### Task instructions
Please format the data below as a JSON list of strings, one string per line, skipping any blank lines. Leave the pictures out of your answer.

--- begin Data records ---

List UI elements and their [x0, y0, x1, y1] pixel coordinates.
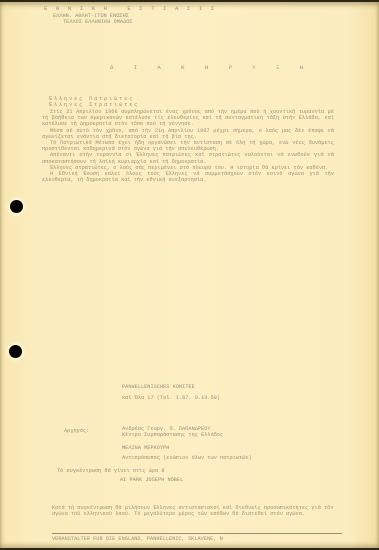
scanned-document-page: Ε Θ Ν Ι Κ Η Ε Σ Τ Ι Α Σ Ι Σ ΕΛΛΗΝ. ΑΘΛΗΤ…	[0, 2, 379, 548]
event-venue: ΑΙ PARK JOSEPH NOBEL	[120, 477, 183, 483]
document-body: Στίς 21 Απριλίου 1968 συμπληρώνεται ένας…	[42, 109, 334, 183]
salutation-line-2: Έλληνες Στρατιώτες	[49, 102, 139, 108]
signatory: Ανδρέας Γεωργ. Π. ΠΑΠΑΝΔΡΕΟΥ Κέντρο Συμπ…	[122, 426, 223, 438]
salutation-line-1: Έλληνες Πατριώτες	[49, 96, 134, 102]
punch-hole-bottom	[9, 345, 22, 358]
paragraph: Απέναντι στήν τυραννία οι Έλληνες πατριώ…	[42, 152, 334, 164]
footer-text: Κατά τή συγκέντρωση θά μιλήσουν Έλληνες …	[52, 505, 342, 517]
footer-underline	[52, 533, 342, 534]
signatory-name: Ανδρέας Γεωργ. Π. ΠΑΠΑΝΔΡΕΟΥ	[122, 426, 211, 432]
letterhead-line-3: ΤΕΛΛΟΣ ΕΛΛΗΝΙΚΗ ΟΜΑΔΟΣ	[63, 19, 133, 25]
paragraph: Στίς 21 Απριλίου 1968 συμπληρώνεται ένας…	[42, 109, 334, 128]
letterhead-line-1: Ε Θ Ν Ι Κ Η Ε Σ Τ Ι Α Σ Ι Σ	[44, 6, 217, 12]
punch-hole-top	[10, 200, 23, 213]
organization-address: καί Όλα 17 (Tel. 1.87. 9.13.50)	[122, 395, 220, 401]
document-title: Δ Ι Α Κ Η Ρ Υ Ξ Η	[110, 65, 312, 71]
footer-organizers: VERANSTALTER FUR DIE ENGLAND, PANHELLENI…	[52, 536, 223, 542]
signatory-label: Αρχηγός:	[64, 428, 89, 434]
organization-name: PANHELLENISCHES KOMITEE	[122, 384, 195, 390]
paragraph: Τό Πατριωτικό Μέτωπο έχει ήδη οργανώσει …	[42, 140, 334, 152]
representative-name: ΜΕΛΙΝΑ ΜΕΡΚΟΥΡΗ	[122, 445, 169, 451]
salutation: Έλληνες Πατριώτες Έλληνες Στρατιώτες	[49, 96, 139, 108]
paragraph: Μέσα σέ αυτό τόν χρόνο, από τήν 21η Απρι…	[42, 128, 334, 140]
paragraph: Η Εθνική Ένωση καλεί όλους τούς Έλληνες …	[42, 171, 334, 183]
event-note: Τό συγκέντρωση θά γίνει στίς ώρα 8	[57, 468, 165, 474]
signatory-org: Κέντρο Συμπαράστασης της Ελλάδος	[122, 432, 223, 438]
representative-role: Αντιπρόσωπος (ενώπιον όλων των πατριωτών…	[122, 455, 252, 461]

--- end Data records ---

### Full response
[
  "List UI elements and their [x0, y0, x1, y1] pixel coordinates.",
  "scanned-document-page: Ε Θ Ν Ι Κ Η Ε Σ Τ Ι Α Σ Ι Σ ΕΛΛΗΝ. ΑΘΛΗΤ…\t[0, 2, 379, 548]",
  "event-venue: ΑΙ PARK JOSEPH NOBEL\t[120, 477, 183, 483]",
  "document-body: Στίς 21 Απριλίου 1968 συμπληρώνεται ένας…\t[42, 109, 334, 183]",
  "salutation-line-2: Έλληνες Στρατιώτες\t[49, 102, 139, 108]",
  "signatory: Ανδρέας Γεωργ. Π. ΠΑΠΑΝΔΡΕΟΥ Κέντρο Συμπ…\t[122, 426, 223, 438]",
  "salutation-line-1: Έλληνες Πατριώτες\t[49, 96, 134, 102]",
  "punch-hole-bottom\t[9, 345, 22, 358]",
  "paragraph: Απέναντι στήν τυραννία οι Έλληνες πατριώ…\t[42, 152, 334, 164]",
  "footer-text: Κατά τή συγκέντρωση θά μιλήσουν Έλληνες …\t[52, 505, 342, 517]",
  "footer-underline\t[52, 533, 342, 534]",
  "signatory-name: Ανδρέας Γεωργ. Π. ΠΑΠΑΝΔΡΕΟΥ\t[122, 426, 211, 432]",
  "letterhead-line-3: ΤΕΛΛΟΣ ΕΛΛΗΝΙΚΗ ΟΜΑΔΟΣ\t[63, 19, 133, 25]",
  "paragraph: Στίς 21 Απριλίου 1968 συμπληρώνεται ένας…\t[42, 109, 334, 128]",
  "letterhead-line-1: Ε Θ Ν Ι Κ Η Ε Σ Τ Ι Α Σ Ι Σ\t[44, 6, 217, 12]",
  "punch-hole-top\t[10, 200, 23, 213]",
  "organization-address: καί Όλα 17 (Tel. 1.87. 9.13.50)\t[122, 395, 220, 401]",
  "document-title: Δ Ι Α Κ Η Ρ Υ Ξ Η\t[110, 65, 312, 71]",
  "footer-organizers: VERANSTALTER FUR DIE ENGLAND, PANHELLENI…\t[52, 536, 223, 542]",
  "signatory-label: Αρχηγός:\t[64, 428, 89, 434]",
  "organization-name: PANHELLENISCHES KOMITEE\t[122, 384, 195, 390]",
  "paragraph: Τό Πατριωτικό Μέτωπο έχει ήδη οργανώσει …\t[42, 140, 334, 152]",
  "representative-name: ΜΕΛΙΝΑ ΜΕΡΚΟΥΡΗ\t[122, 445, 169, 451]",
  "salutation: Έλληνες Πατριώτες Έλληνες Στρατιώτες\t[49, 96, 139, 108]",
  "paragraph: Μέσα σέ αυτό τόν χρόνο, από τήν 21η Απρι…\t[42, 128, 334, 140]",
  "paragraph: Η Εθνική Ένωση καλεί όλους τούς Έλληνες …\t[42, 171, 334, 183]",
  "event-note: Τό συγκέντρωση θά γίνει στίς ώρα 8\t[57, 468, 165, 474]",
  "signatory-org: Κέντρο Συμπαράστασης της Ελλάδος\t[122, 432, 223, 438]",
  "representative-role: Αντιπρόσωπος (ενώπιον όλων των πατριωτών…\t[122, 455, 252, 461]"
]